### DIRECTIVE
Quote all of the entries word for word.

### RECORDED INFORMATION
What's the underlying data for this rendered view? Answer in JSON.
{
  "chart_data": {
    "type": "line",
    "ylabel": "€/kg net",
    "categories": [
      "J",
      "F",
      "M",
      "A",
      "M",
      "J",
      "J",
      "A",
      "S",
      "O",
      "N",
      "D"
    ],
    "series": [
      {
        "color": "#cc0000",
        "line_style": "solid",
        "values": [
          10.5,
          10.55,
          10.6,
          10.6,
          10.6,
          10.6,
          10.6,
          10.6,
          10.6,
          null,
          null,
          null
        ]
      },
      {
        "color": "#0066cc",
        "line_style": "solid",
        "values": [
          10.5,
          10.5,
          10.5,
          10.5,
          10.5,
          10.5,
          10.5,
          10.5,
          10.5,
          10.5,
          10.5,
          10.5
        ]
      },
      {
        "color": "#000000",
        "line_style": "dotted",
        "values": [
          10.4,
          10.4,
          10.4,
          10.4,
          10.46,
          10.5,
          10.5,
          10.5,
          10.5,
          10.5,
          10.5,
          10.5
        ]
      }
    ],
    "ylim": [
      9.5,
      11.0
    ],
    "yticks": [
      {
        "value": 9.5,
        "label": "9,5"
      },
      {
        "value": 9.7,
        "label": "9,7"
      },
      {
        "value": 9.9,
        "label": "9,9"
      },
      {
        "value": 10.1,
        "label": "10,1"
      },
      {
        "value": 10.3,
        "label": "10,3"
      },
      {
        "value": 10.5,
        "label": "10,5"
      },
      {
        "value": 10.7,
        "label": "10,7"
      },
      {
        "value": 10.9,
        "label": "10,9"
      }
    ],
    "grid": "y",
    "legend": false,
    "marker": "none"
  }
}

### SOLUTION TO THIS PROBLEM
What's the underlying data for this rendered view? Answer in JSON.
{
  "chart_data": {
    "type": "line",
    "ylabel": "€/kg net",
    "categories": [
      "J",
      "F",
      "M",
      "A",
      "M",
      "J",
      "J",
      "A",
      "S",
      "O",
      "N",
      "D"
    ],
    "series": [
      {
        "color": "#cc0000",
        "line_style": "solid",
        "values": [
          10.5,
          10.55,
          10.6,
          10.6,
          10.6,
          10.6,
          10.6,
          10.6,
          10.6,
          null,
          null,
          null
        ]
      },
      {
        "color": "#0066cc",
        "line_style": "solid",
        "values": [
          10.5,
          10.5,
          10.5,
          10.5,
          10.5,
          10.5,
          10.5,
          10.5,
          10.5,
          10.5,
          10.5,
          10.5
        ]
      },
      {
        "color": "#000000",
        "line_style": "dotted",
        "values": [
          10.4,
          10.4,
          10.4,
          10.4,
          10.46,
          10.5,
          10.5,
          10.5,
          10.5,
          10.5,
          10.5,
          10.5
        ]
      }
    ],
    "ylim": [
      9.5,
      11.0
    ],
    "yticks": [
      {
        "value": 9.5,
        "label": "9,5"
      },
      {
        "value": 9.7,
        "label": "9,7"
      },
      {
        "value": 9.9,
        "label": "9,9"
      },
      {
        "value": 10.1,
        "label": "10,1"
      },
      {
        "value": 10.3,
        "label": "10,3"
      },
      {
        "value": 10.5,
        "label": "10,5"
      },
      {
        "value": 10.7,
        "label": "10,7"
      },
      {
        "value": 10.9,
        "label": "10,9"
      }
    ],
    "grid": "y",
    "legend": false,
    "marker": "none"
  }
}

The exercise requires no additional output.